PROBLEM REQUIREMENTS:
Find the number of lines below in which the word "Assyrian" appears, and write that number only.

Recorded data
>>>

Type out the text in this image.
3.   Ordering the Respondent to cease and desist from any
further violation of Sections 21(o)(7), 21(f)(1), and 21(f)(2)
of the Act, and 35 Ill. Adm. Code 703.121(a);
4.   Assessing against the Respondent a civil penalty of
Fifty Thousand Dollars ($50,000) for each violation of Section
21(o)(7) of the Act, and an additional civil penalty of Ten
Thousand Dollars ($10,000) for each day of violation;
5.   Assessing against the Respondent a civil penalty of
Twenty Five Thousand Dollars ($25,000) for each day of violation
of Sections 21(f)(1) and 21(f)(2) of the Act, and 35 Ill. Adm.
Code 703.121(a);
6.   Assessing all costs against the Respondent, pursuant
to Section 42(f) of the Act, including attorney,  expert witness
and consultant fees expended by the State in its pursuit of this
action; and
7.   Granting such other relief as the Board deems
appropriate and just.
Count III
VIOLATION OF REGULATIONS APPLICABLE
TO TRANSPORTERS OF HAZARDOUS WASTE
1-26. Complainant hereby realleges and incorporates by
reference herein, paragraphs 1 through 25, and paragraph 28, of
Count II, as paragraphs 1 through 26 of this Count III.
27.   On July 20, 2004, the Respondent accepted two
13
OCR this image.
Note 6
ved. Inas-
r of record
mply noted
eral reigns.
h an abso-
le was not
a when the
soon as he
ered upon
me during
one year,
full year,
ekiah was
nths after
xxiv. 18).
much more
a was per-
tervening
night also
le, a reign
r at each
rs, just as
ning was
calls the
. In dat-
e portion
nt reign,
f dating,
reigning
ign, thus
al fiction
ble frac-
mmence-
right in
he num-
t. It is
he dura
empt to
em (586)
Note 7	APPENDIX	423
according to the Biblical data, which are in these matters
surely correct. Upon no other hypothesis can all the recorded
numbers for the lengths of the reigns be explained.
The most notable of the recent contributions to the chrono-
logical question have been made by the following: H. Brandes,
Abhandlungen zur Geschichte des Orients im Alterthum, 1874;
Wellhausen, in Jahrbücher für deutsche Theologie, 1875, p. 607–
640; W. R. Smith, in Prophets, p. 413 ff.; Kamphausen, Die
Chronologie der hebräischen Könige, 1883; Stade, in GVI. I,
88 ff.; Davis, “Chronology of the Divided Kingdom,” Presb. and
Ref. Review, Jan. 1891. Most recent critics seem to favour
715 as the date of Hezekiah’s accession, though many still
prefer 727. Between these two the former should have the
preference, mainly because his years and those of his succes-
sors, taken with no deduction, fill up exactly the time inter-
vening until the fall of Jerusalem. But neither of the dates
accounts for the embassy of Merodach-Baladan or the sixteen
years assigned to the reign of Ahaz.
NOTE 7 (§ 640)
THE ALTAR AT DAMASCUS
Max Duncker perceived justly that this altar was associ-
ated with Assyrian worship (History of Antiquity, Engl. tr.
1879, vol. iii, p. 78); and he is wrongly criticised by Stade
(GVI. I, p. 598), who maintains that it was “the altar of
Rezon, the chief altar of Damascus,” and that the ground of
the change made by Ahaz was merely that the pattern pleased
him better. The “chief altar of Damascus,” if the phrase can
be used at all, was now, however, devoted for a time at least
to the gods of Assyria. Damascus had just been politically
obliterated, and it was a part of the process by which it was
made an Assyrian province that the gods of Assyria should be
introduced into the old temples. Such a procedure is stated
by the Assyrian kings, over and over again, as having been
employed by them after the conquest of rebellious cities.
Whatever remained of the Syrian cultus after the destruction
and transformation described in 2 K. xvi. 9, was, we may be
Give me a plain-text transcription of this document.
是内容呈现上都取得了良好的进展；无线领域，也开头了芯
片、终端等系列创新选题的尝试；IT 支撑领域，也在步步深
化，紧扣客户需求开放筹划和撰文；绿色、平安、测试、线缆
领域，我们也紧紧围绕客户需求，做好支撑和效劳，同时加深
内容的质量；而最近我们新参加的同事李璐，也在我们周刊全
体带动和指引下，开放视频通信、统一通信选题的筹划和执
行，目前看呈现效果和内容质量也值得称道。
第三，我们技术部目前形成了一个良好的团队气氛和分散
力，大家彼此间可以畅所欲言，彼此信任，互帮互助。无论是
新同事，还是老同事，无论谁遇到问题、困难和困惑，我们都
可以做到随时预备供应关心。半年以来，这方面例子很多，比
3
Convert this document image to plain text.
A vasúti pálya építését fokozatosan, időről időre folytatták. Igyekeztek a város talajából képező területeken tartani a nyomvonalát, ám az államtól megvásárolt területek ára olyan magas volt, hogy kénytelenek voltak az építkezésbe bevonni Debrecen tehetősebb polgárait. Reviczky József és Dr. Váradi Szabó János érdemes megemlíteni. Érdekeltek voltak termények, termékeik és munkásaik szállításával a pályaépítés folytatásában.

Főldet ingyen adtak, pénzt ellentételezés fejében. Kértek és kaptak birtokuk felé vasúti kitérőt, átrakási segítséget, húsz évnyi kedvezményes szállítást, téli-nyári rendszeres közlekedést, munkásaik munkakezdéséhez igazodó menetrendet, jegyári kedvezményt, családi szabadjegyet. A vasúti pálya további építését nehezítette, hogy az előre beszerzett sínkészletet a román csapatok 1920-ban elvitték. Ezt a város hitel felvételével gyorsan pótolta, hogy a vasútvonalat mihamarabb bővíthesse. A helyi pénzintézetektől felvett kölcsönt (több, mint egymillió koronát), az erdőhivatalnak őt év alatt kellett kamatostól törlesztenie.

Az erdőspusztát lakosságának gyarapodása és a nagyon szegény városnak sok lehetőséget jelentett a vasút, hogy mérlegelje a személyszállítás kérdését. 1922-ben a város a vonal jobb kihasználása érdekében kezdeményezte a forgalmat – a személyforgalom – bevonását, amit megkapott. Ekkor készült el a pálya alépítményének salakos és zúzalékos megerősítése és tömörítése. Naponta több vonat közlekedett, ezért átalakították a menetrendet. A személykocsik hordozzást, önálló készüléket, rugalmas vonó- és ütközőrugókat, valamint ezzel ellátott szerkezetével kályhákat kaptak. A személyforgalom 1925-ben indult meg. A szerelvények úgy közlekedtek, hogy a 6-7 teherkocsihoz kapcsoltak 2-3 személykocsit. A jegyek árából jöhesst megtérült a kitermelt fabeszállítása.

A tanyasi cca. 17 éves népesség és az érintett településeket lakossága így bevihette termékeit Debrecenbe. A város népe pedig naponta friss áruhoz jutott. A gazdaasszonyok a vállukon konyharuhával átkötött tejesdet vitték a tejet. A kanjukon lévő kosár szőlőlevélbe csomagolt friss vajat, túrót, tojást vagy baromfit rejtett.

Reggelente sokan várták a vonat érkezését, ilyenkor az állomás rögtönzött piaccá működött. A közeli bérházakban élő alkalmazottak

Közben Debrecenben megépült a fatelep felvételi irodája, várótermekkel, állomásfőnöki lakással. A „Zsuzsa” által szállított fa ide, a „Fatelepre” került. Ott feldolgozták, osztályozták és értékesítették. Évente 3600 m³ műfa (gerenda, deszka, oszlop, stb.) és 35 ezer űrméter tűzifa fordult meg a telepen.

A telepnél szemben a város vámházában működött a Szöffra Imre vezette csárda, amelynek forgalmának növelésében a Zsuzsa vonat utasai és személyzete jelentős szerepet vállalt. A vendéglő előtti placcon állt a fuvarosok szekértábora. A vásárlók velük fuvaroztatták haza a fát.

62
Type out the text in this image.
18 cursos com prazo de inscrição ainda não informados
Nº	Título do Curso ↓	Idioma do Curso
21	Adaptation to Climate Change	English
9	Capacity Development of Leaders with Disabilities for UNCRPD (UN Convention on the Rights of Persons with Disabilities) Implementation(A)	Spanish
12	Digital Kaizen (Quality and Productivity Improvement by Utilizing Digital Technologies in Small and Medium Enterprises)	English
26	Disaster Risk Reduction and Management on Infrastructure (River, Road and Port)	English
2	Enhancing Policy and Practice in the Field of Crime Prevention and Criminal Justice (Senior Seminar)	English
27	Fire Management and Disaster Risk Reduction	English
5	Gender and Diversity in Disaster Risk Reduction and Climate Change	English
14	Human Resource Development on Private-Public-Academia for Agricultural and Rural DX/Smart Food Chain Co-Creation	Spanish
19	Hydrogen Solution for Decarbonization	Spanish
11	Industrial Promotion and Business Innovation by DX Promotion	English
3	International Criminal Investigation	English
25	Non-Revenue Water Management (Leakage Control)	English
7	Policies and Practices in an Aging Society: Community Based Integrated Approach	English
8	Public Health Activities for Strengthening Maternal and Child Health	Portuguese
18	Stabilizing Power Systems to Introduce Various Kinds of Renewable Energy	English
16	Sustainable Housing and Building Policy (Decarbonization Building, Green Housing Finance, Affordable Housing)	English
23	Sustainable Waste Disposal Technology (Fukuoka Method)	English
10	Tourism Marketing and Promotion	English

<<<

ANSWER TO THE EXERCISE:
3